» DATA TO USE
-*-

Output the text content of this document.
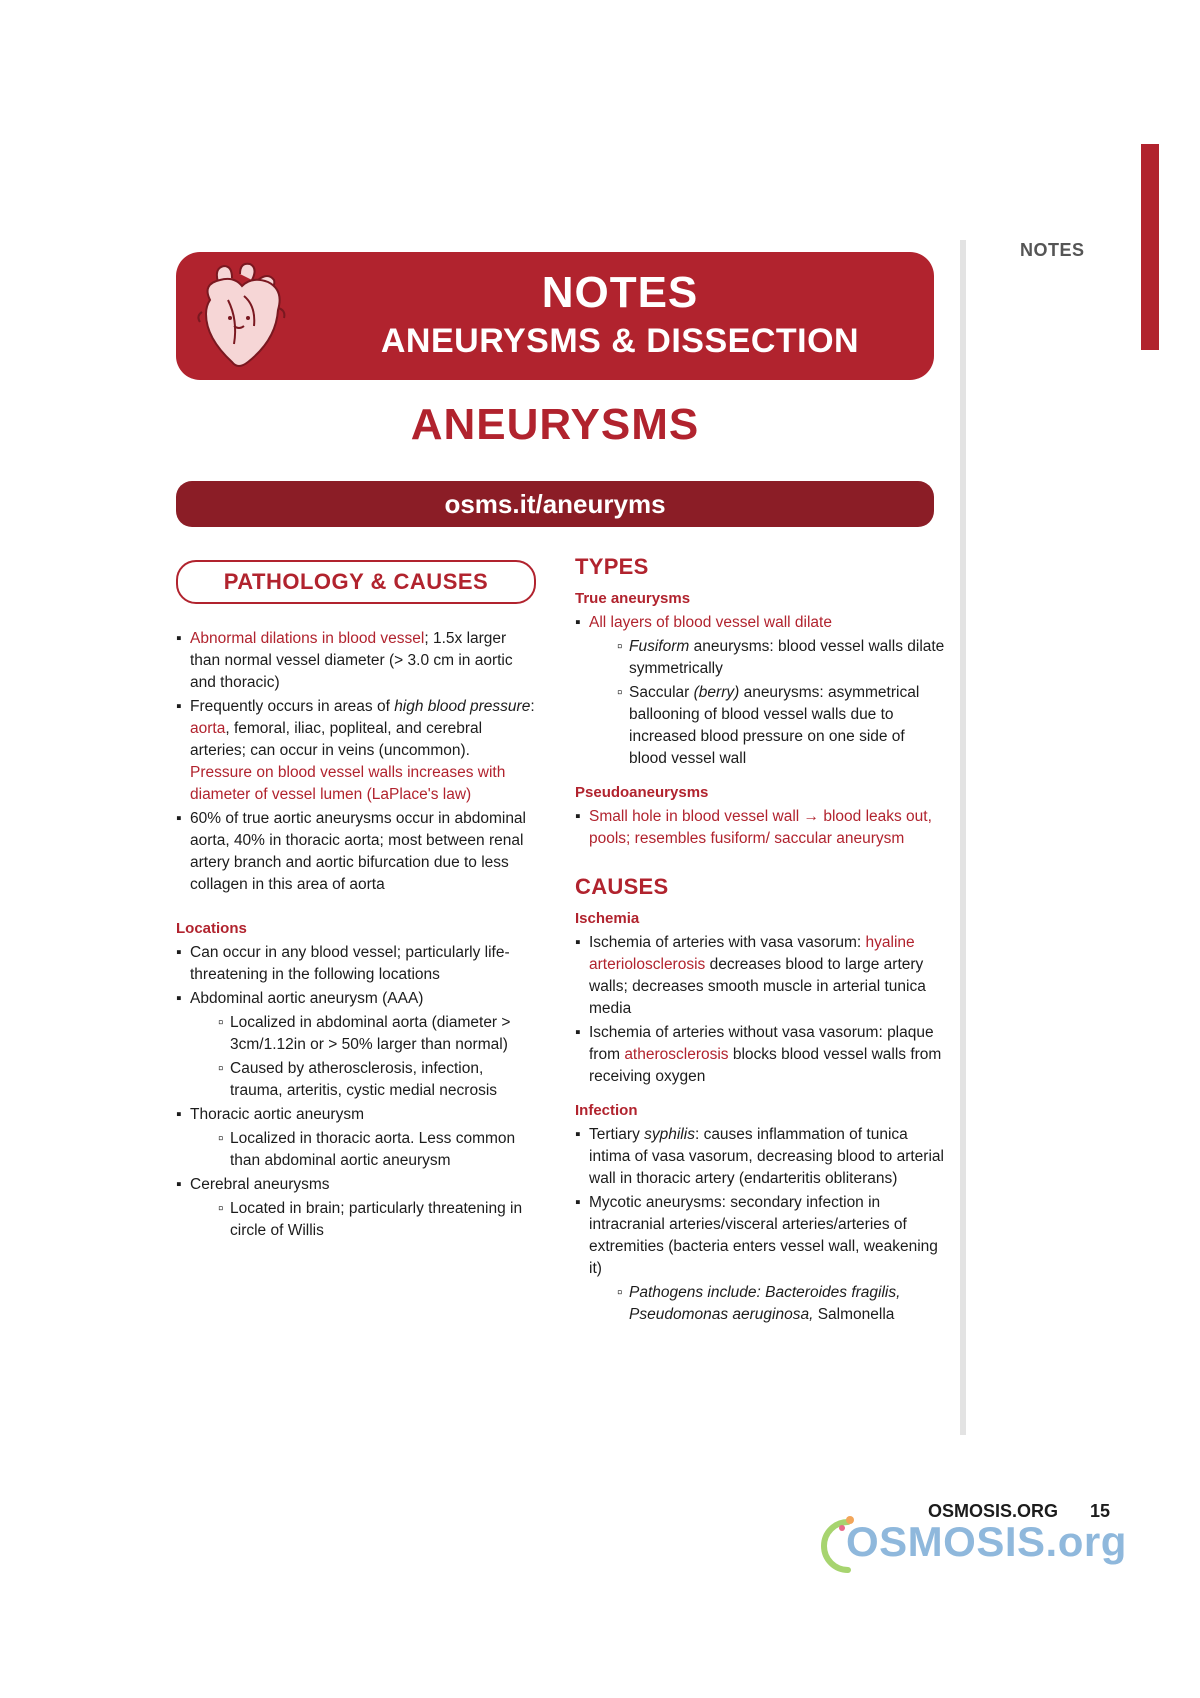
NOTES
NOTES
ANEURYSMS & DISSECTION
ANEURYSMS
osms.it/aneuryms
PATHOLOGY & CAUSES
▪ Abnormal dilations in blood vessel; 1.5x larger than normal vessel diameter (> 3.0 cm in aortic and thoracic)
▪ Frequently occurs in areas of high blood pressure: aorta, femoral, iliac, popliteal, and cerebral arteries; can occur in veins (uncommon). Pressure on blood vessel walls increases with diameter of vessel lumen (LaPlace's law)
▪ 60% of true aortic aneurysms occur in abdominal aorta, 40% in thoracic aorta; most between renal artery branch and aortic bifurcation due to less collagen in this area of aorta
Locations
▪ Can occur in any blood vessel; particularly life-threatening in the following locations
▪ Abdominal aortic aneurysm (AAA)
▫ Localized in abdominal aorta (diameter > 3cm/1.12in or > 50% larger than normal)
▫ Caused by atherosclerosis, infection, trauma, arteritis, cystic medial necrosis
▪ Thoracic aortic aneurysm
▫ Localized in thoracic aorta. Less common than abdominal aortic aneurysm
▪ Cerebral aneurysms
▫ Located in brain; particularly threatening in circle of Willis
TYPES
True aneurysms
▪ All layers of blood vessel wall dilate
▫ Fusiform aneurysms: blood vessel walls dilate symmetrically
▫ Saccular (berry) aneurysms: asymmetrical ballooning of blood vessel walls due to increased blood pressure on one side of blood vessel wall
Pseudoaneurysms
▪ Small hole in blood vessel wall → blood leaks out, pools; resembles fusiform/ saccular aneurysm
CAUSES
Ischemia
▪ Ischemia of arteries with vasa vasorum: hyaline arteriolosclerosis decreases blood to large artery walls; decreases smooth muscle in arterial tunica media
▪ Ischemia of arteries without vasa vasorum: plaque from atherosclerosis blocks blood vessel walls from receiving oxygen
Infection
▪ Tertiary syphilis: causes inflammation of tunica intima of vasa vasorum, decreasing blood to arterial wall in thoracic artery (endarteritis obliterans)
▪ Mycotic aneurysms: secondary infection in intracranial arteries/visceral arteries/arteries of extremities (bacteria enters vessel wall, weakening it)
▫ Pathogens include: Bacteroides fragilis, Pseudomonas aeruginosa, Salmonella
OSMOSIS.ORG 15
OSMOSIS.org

-*-

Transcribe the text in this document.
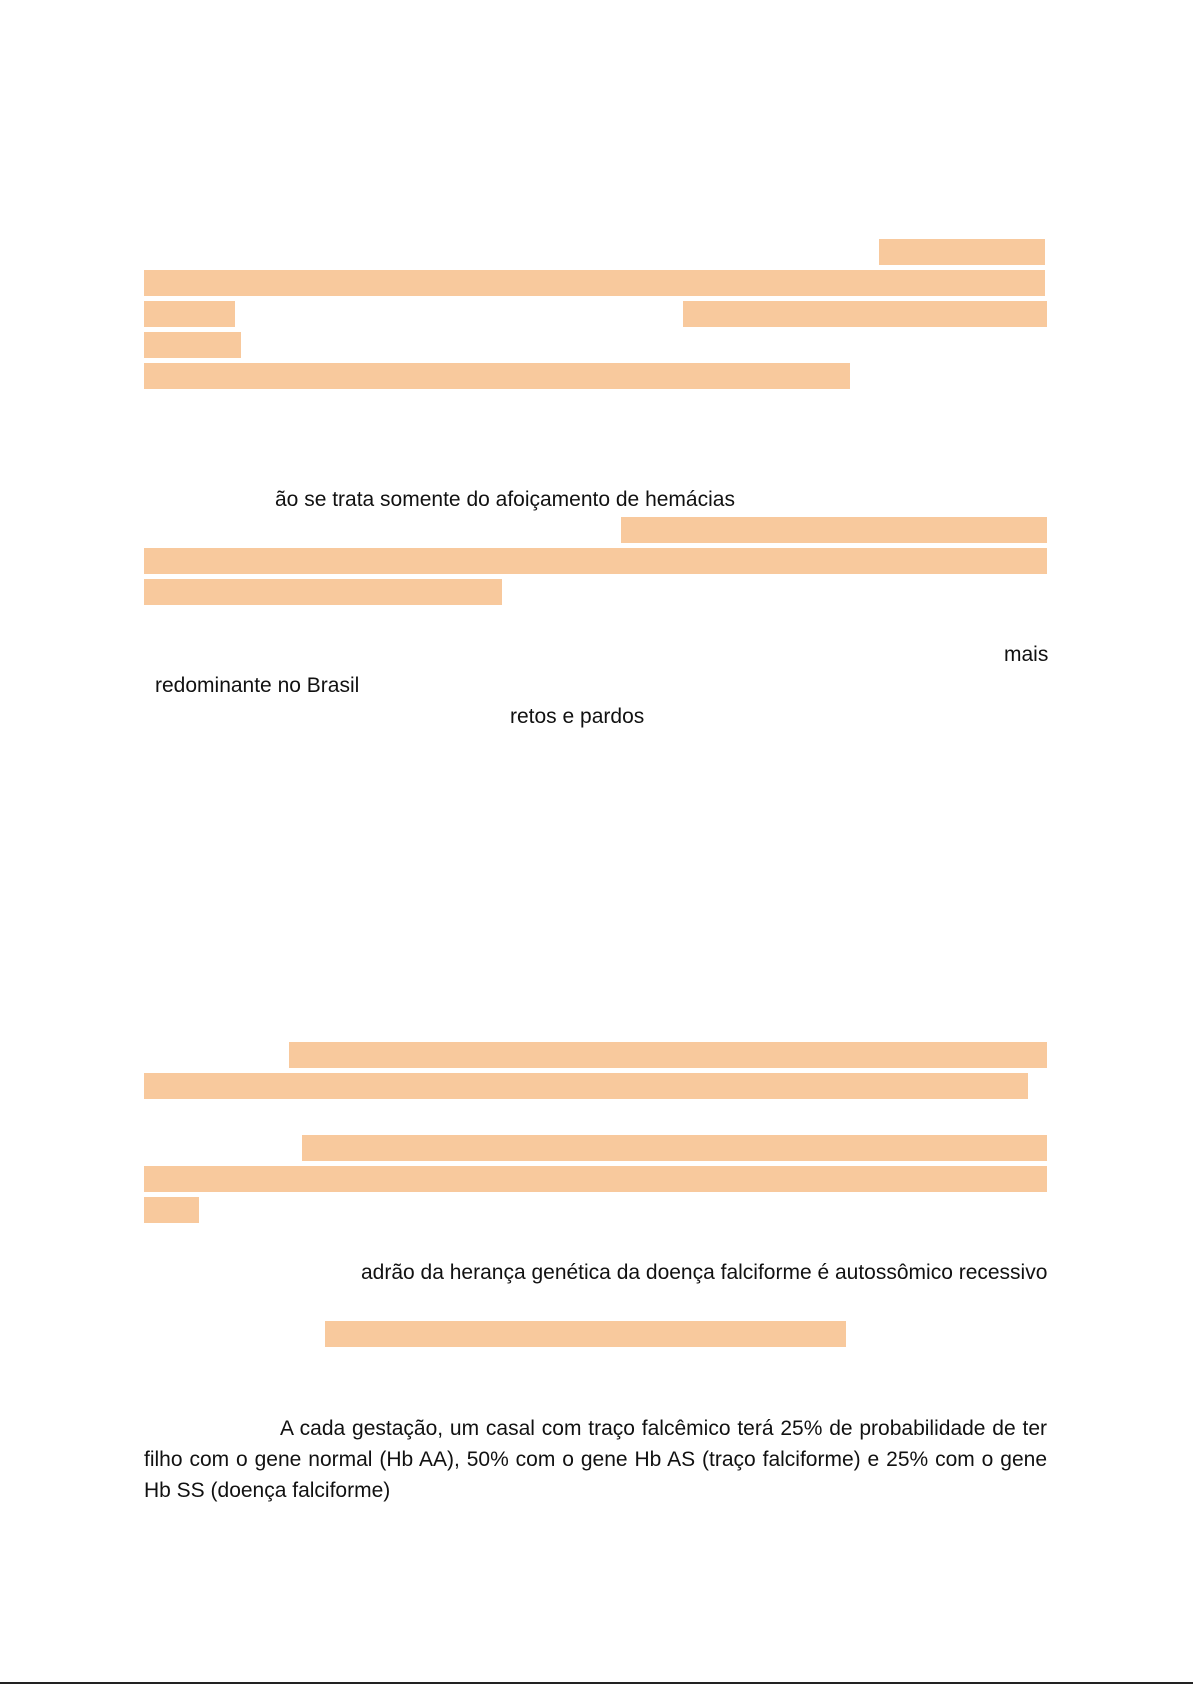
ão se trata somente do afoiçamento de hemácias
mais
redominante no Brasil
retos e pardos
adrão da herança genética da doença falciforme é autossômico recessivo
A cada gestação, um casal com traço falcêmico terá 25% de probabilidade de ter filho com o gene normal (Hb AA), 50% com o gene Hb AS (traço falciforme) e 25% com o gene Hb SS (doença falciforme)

-*-

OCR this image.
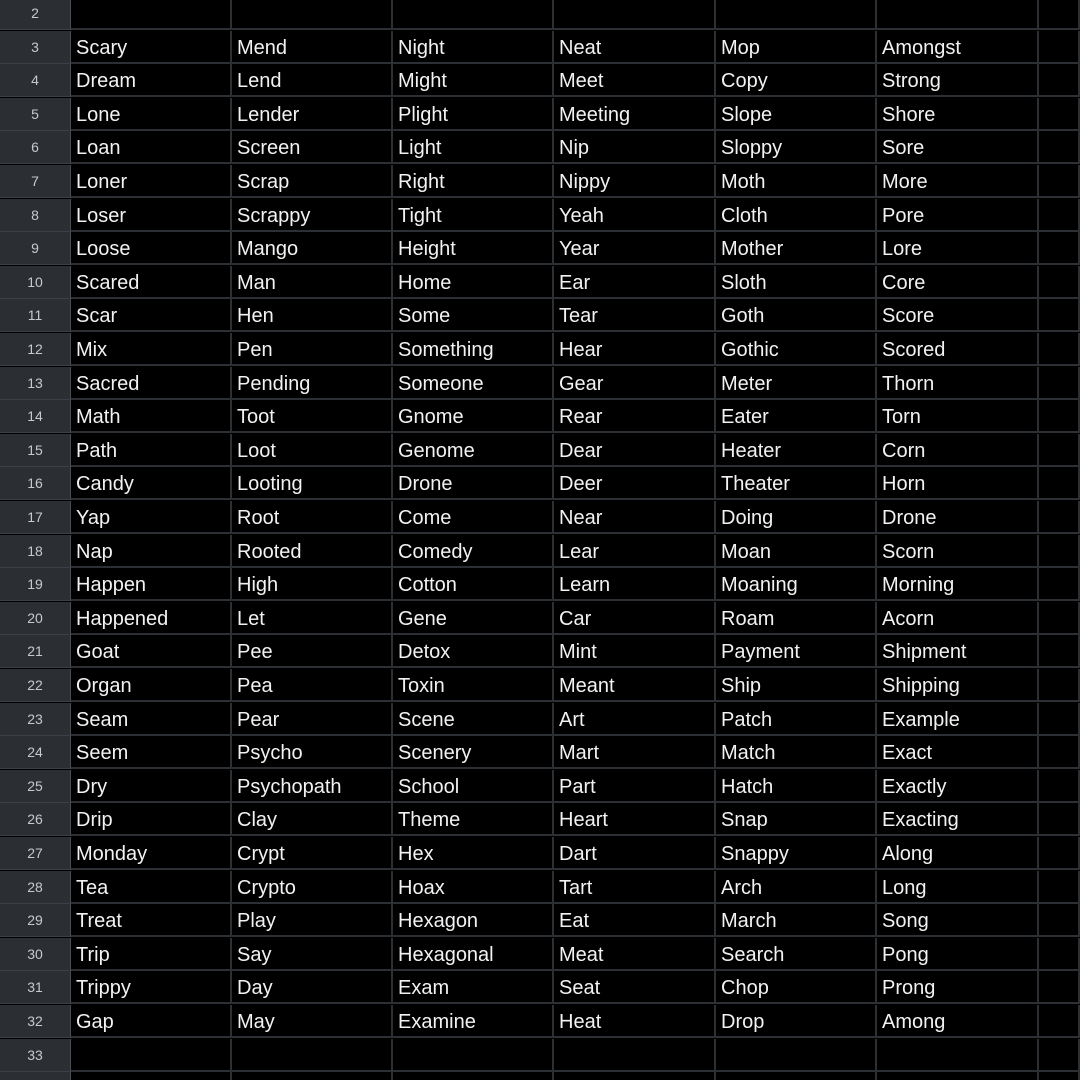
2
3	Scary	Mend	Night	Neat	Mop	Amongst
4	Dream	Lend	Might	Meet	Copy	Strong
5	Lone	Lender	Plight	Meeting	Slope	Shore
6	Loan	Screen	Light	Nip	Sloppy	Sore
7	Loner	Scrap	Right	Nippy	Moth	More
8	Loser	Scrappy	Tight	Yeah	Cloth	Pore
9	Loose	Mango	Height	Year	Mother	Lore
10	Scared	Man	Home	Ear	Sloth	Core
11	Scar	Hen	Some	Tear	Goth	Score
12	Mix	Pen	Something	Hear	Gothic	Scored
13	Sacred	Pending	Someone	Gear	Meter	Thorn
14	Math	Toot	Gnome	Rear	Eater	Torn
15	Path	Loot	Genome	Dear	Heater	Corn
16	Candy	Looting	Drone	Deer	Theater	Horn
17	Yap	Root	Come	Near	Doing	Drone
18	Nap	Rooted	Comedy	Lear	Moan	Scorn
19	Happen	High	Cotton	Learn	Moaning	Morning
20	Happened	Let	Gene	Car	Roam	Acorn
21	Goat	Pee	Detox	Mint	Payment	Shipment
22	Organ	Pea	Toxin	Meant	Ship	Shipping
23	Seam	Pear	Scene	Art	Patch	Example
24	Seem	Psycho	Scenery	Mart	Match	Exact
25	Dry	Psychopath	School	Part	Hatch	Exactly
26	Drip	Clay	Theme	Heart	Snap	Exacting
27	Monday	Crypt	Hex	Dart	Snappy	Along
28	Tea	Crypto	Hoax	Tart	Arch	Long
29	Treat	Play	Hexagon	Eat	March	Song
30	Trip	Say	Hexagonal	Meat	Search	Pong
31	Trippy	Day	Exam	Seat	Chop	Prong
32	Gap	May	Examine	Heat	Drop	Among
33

-*-

From the listing above, pick out every line containing "this".

Output the text content of this document.
▪ 60% of true aortic aneurysms occur in abdominal aorta, 40% in thoracic aorta; most between renal artery branch and aortic bifurcation due to less collagen in this area of aorta
Transcribe the text in this document.
OCR this image.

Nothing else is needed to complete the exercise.